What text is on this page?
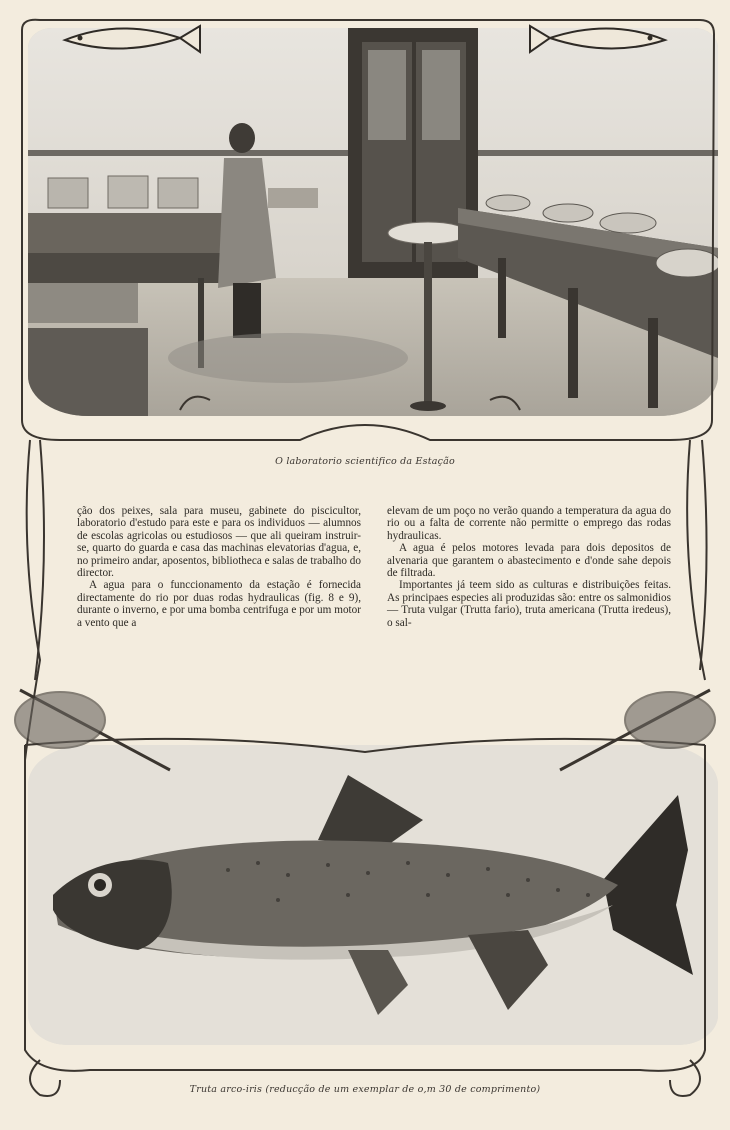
O laboratorio scientifico da Estação

ção dos peixes, sala para museu, gabinete do piscicultor, laboratorio d'estudo para este e para os individuos — alumnos de escolas agricolas ou estudiosos — que ali queiram instruir-se, quarto do guarda e casa das machinas elevatorias d'agua, e, no primeiro andar, aposentos, bibliotheca e salas de trabalho do director.

A agua para o funccionamento da estação é fornecida directamente do rio por duas rodas hydraulicas (fig. 8 e 9), durante o inverno, e por uma bomba centrifuga e por um motor a vento que a

elevam de um poço no verão quando a temperatura da agua do rio ou a falta de corrente não permitte o emprego das rodas hydraulicas.

A agua é pelos motores levada para dois depositos de alvenaria que garantem o abastecimento e d'onde sahe depois de filtrada.

Importantes já teem sido as culturas e distribuições feitas. As principaes especies ali produzidas são: entre os salmonidios — Truta vulgar (Trutta fario), truta americana (Trutta iredeus), o sal-

Truta arco-iris (reducção de um exemplar de o,m 30 de comprimento)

============================================================

Repeat the listing in full and exactly. Do not include any images.

What text is on this page?
O laboratorio scientifico da Estação

ção dos peixes, sala para museu, gabinete do piscicultor, laboratorio d'estudo para este e para os individuos — alumnos de escolas agricolas ou estudiosos — que ali queiram instruir-se, quarto do guarda e casa das machinas elevatorias d'agua, e, no primeiro andar, aposentos, bibliotheca e salas de trabalho do director.

A agua para o funccionamento da estação é fornecida directamente do rio por duas rodas hydraulicas (fig. 8 e 9), durante o inverno, e por uma bomba centrifuga e por um motor a vento que a

elevam de um poço no verão quando a temperatura da agua do rio ou a falta de corrente não permitte o emprego das rodas hydraulicas.

A agua é pelos motores levada para dois depositos de alvenaria que garantem o abastecimento e d'onde sahe depois de filtrada.

Importantes já teem sido as culturas e distribuições feitas. As principaes especies ali produzidas são: entre os salmonidios — Truta vulgar (Trutta fario), truta americana (Trutta iredeus), o sal-

Truta arco-iris (reducção de um exemplar de o,m 30 de comprimento)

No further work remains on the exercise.